> The problem
Your task is to locate every line holding the string "this" and to copy each of them.

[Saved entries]
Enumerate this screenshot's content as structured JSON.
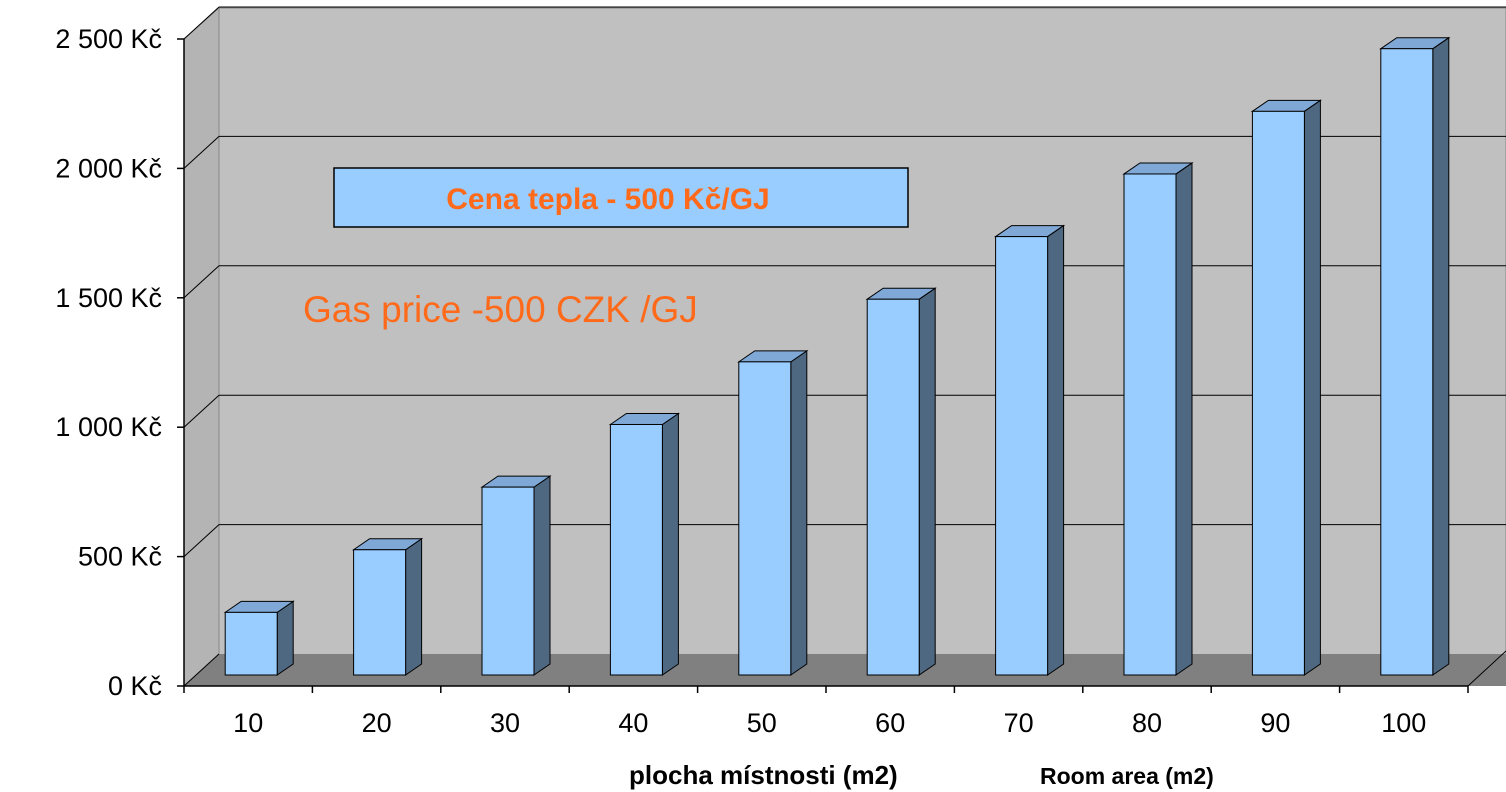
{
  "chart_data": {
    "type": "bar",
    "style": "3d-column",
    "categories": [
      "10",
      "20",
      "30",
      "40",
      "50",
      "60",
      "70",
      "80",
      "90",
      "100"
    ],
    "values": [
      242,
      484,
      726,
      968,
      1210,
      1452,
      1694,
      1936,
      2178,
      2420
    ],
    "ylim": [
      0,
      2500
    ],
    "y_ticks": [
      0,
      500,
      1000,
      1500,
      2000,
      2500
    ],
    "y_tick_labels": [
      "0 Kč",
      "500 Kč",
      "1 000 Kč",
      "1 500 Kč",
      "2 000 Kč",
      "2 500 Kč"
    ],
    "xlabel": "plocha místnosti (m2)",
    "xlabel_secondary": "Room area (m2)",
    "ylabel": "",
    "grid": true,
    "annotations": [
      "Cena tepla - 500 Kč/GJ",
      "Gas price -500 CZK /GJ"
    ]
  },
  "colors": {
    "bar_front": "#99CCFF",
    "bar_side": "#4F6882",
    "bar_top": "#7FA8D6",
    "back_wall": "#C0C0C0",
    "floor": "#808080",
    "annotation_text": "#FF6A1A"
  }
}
--
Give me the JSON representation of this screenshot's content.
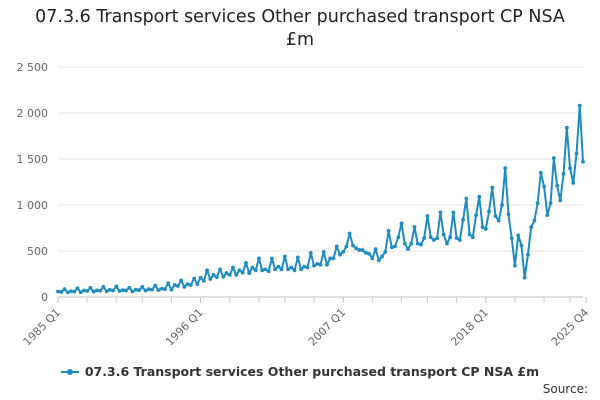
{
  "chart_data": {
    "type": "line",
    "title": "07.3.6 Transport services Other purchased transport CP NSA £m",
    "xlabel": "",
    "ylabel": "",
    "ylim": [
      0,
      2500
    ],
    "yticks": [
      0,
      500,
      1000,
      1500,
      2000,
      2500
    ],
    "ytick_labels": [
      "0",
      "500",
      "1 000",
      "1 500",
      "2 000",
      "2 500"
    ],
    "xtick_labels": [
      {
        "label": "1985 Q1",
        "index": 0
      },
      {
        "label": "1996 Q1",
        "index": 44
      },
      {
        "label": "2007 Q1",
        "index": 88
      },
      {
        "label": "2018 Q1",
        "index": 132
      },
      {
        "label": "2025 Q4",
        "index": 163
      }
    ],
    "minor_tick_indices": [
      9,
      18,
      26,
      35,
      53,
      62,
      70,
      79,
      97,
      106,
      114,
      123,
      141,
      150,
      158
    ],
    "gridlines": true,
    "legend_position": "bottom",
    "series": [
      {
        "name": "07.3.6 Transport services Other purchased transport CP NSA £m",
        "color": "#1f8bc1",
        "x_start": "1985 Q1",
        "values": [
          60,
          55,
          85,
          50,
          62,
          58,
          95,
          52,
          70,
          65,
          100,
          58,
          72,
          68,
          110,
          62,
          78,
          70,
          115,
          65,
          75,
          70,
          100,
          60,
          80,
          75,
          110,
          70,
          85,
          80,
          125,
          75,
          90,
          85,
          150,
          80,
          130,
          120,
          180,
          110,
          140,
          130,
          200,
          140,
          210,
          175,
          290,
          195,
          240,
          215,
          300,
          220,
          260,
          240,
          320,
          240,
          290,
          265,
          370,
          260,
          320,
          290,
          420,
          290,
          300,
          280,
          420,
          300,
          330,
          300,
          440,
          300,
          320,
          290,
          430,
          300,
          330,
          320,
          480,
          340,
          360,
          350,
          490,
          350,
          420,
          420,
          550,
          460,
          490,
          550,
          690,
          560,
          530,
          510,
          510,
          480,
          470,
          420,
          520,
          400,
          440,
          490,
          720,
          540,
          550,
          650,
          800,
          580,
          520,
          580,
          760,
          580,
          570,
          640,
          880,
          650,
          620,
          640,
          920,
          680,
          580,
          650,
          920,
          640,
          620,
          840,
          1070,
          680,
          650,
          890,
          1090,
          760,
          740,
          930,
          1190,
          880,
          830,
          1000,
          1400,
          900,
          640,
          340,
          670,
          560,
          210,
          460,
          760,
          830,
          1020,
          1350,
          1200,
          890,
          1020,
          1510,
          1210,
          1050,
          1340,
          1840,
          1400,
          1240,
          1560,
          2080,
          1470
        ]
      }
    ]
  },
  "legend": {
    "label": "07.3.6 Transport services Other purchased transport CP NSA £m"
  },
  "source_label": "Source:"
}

> The answer
Enumerate this screenshot's content as structured JSON.
Give me the JSON representation of this screenshot's content.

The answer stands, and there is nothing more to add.